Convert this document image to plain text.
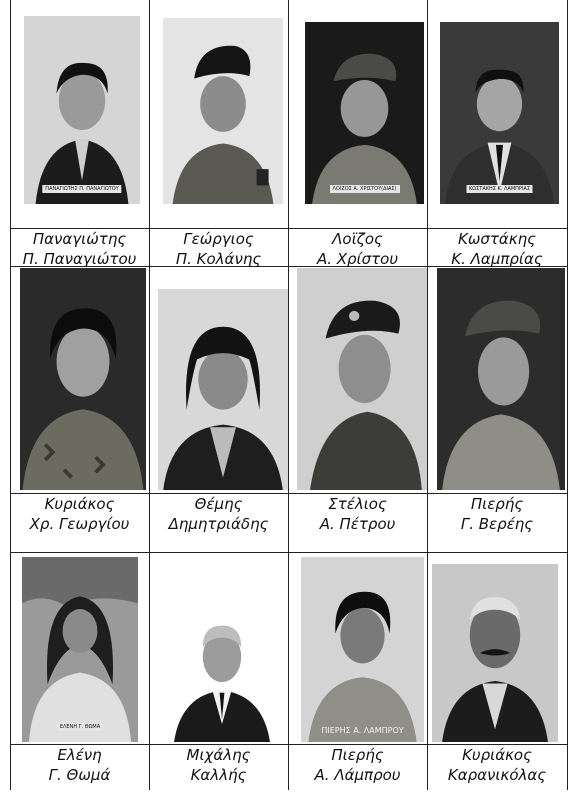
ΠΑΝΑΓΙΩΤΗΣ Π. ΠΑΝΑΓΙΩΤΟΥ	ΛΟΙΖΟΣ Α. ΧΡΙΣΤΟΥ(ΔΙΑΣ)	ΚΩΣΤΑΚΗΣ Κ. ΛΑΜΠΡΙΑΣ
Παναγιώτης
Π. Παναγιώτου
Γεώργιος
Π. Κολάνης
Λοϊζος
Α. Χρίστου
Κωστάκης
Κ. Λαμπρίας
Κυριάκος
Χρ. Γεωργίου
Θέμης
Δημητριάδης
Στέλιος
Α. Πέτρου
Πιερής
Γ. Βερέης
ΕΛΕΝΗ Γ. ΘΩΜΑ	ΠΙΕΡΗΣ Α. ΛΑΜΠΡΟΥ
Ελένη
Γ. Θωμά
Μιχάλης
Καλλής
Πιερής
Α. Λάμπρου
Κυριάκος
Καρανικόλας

### Required work
Repeat the material above in full and unchanged, minus its images.

### Solution to the exercise
Convert this document image to plain text.
ΠΑΝΑΓΙΩΤΗΣ Π. ΠΑΝΑΓΙΩΤΟΥ	ΛΟΙΖΟΣ Α. ΧΡΙΣΤΟΥ(ΔΙΑΣ)	ΚΩΣΤΑΚΗΣ Κ. ΛΑΜΠΡΙΑΣ
Παναγιώτης
Π. Παναγιώτου
Γεώργιος
Π. Κολάνης
Λοϊζος
Α. Χρίστου
Κωστάκης
Κ. Λαμπρίας
Κυριάκος
Χρ. Γεωργίου
Θέμης
Δημητριάδης
Στέλιος
Α. Πέτρου
Πιερής
Γ. Βερέης
ΕΛΕΝΗ Γ. ΘΩΜΑ	ΠΙΕΡΗΣ Α. ΛΑΜΠΡΟΥ
Ελένη
Γ. Θωμά
Μιχάλης
Καλλής
Πιερής
Α. Λάμπρου
Κυριάκος
Καρανικόλας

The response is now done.